→ **EXERCISE DETAILS**
Find how many lines contain "молочно" and state only that number.

═════ SUPPLIED MATERIAL ═════

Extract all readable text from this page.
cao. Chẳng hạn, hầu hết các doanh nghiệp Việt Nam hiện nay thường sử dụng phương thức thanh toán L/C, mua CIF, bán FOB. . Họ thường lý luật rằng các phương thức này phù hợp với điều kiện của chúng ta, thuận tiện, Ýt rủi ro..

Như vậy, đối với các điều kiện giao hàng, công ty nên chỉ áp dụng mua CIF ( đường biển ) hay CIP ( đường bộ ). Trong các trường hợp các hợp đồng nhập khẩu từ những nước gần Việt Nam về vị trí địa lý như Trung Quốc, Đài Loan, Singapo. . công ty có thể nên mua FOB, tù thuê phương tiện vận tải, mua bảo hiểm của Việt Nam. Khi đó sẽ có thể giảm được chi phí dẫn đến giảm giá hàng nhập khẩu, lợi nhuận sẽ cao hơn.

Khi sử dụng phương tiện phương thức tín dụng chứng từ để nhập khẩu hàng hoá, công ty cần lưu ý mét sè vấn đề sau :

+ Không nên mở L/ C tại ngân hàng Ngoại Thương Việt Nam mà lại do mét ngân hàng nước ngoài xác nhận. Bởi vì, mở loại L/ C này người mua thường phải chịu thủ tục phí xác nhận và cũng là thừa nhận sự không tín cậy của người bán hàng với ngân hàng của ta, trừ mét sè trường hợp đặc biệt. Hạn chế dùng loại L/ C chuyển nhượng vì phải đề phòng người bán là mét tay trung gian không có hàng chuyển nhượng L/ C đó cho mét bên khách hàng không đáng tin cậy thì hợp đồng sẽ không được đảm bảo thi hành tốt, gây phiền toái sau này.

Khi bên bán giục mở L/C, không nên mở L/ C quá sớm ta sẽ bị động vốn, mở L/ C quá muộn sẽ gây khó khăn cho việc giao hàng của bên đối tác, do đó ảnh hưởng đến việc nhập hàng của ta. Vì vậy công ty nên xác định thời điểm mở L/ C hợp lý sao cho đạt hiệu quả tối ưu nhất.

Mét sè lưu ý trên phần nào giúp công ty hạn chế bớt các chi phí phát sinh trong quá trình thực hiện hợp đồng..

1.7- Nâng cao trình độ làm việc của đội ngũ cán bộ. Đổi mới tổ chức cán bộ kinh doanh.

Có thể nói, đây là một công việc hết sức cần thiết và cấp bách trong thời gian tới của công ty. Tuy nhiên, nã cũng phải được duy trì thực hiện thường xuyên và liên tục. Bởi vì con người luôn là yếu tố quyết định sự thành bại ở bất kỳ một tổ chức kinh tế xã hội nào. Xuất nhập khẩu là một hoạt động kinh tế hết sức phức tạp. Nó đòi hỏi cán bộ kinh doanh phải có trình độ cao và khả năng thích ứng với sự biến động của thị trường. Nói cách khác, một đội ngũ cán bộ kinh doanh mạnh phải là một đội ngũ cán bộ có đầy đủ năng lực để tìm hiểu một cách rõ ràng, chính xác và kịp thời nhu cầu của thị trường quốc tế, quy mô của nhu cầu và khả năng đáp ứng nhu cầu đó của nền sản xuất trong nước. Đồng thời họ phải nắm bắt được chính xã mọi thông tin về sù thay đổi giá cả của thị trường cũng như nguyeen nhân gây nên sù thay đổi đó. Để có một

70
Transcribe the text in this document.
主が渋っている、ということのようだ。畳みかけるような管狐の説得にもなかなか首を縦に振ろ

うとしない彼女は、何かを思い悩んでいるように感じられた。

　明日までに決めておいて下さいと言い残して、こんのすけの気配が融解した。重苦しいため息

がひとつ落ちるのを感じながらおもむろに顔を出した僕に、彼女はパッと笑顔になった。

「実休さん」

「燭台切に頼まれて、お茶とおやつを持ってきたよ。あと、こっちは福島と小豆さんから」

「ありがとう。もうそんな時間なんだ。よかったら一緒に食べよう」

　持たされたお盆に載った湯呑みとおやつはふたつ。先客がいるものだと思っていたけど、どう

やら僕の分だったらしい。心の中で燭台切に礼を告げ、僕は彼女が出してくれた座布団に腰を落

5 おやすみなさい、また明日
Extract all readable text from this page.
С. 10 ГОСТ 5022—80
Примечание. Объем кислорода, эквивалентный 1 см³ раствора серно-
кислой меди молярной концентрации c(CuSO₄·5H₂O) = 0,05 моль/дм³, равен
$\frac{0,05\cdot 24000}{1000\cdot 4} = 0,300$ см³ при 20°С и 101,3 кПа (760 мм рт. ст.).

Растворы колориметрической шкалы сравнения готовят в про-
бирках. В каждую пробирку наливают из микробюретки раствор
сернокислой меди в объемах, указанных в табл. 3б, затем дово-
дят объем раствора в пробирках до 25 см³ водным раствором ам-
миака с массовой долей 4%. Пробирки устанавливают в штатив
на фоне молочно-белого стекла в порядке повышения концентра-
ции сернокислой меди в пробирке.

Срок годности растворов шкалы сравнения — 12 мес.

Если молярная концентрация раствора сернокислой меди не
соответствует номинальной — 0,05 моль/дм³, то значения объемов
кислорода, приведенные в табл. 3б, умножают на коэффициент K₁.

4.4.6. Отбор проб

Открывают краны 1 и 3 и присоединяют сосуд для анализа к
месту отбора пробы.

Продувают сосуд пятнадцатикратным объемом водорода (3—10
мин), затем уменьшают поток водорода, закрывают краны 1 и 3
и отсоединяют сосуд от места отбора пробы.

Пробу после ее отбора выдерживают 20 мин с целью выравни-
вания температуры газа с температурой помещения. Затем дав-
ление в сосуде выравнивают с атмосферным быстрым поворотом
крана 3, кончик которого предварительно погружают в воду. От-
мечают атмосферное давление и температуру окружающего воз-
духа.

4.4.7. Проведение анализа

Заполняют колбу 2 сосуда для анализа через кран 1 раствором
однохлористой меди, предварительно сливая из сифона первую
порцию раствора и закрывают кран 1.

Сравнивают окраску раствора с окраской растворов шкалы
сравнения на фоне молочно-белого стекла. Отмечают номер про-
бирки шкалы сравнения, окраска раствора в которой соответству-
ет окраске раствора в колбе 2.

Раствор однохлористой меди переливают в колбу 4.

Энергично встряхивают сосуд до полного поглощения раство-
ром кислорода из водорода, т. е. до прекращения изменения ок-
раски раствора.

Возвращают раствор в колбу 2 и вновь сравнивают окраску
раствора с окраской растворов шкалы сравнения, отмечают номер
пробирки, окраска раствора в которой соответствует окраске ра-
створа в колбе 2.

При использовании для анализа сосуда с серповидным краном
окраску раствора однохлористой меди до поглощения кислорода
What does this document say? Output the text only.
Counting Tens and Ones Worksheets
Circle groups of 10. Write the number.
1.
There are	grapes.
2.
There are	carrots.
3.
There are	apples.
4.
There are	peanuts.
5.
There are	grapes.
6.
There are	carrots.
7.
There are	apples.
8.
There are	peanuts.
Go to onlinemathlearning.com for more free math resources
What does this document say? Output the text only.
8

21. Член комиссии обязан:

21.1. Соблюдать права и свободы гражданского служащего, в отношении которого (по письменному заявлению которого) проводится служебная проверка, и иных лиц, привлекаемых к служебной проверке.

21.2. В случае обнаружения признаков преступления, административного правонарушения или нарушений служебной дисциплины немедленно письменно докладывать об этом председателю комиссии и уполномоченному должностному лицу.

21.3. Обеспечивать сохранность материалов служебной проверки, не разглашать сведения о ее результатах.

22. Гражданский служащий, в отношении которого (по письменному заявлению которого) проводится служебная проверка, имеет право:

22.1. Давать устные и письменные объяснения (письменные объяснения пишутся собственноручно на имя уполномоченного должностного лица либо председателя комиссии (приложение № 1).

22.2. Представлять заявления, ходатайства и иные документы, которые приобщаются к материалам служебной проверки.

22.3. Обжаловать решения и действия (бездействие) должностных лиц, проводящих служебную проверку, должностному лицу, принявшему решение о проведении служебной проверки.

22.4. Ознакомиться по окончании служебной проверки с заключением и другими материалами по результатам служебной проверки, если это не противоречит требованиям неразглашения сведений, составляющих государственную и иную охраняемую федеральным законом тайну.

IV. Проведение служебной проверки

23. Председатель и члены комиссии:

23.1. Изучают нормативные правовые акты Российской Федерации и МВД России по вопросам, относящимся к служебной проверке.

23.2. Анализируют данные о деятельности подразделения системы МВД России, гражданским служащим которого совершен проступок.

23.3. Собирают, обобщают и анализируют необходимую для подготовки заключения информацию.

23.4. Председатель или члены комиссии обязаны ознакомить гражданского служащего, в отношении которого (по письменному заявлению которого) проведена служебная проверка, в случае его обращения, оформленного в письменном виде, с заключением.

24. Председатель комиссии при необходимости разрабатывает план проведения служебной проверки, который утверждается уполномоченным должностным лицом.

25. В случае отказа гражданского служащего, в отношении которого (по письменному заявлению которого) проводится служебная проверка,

═════

→ **TASK RESPONSE**
2